Dataset entries:
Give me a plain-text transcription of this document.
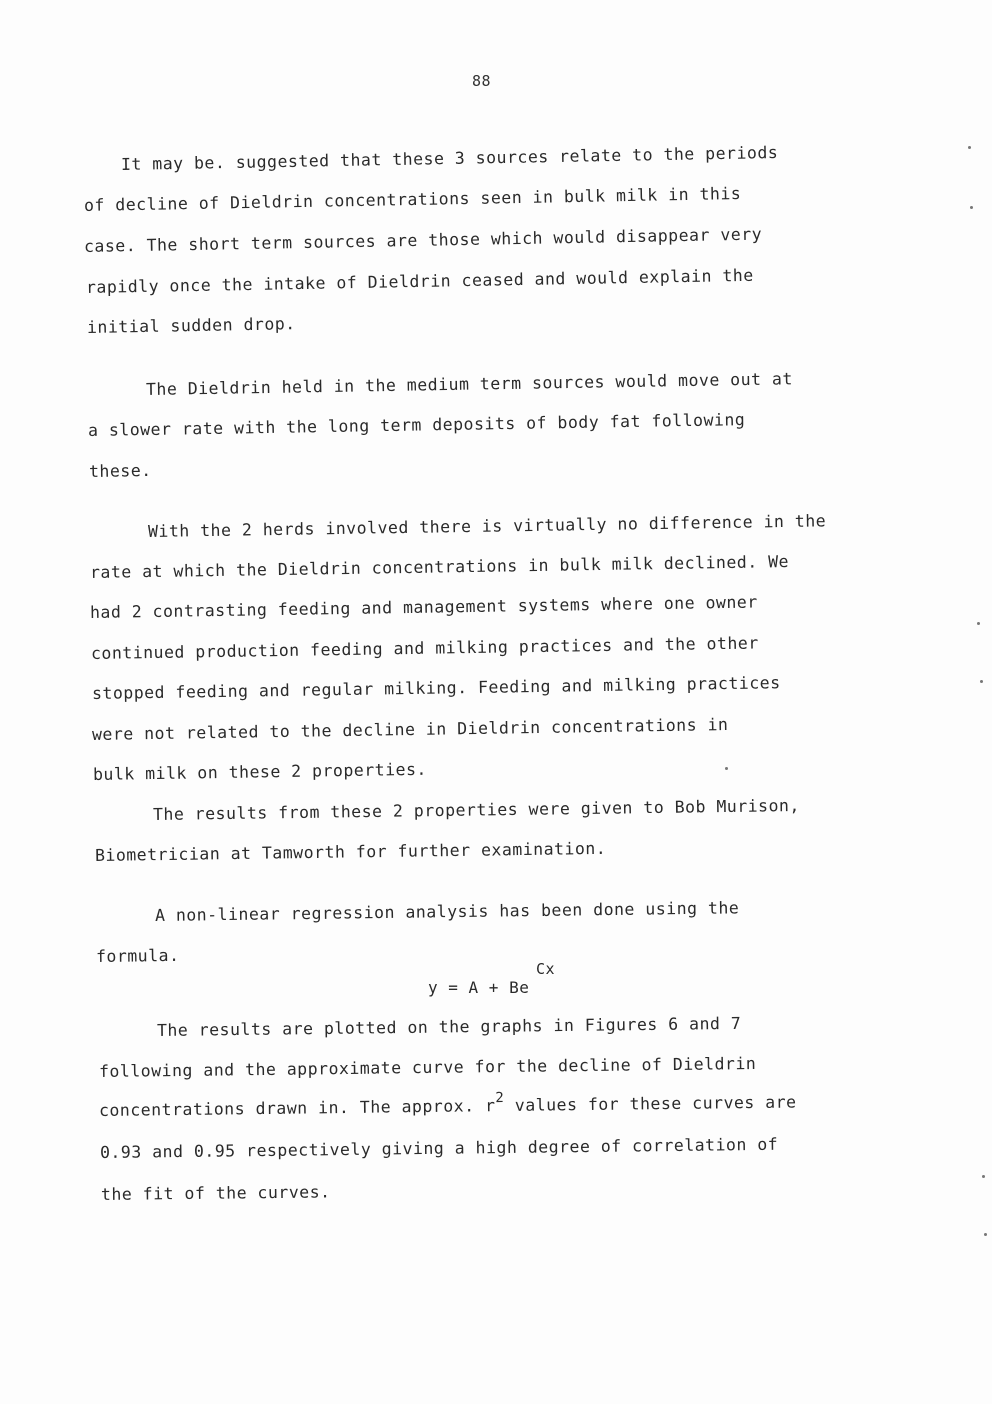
88
It may be. suggested that these 3 sources relate to the periods
of decline of Dieldrin concentrations seen in bulk milk in this
case. The short term sources are those which would disappear very
rapidly once the intake of Dieldrin ceased and would explain the
initial sudden drop.
The Dieldrin held in the medium term sources would move out at
a slower rate with the long term deposits of body fat following
these.
With the 2 herds involved there is virtually no difference in the
rate at which the Dieldrin concentrations in bulk milk declined. We
had 2 contrasting feeding and management systems where one owner
continued production feeding and milking practices and the other
stopped feeding and regular milking. Feeding and milking practices
were not related to the decline in Dieldrin concentrations in
bulk milk on these 2 properties.
The results from these 2 properties were given to Bob Murison,
Biometrician at Tamworth for further examination.
A non-linear regression analysis has been done using the
formula.
Cx
y = A + Be
The results are plotted on the graphs in Figures 6 and 7
following and the approximate curve for the decline of Dieldrin
concentrations drawn in. The approx. $r^2$ values for these curves are
0.93 and 0.95 respectively giving a high degree of correlation of
the fit of the curves.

» **Given request**:
Among the records above, how many lines carry the string "feeding"? Reply with the number alone.

» **Solution to this problem**:
3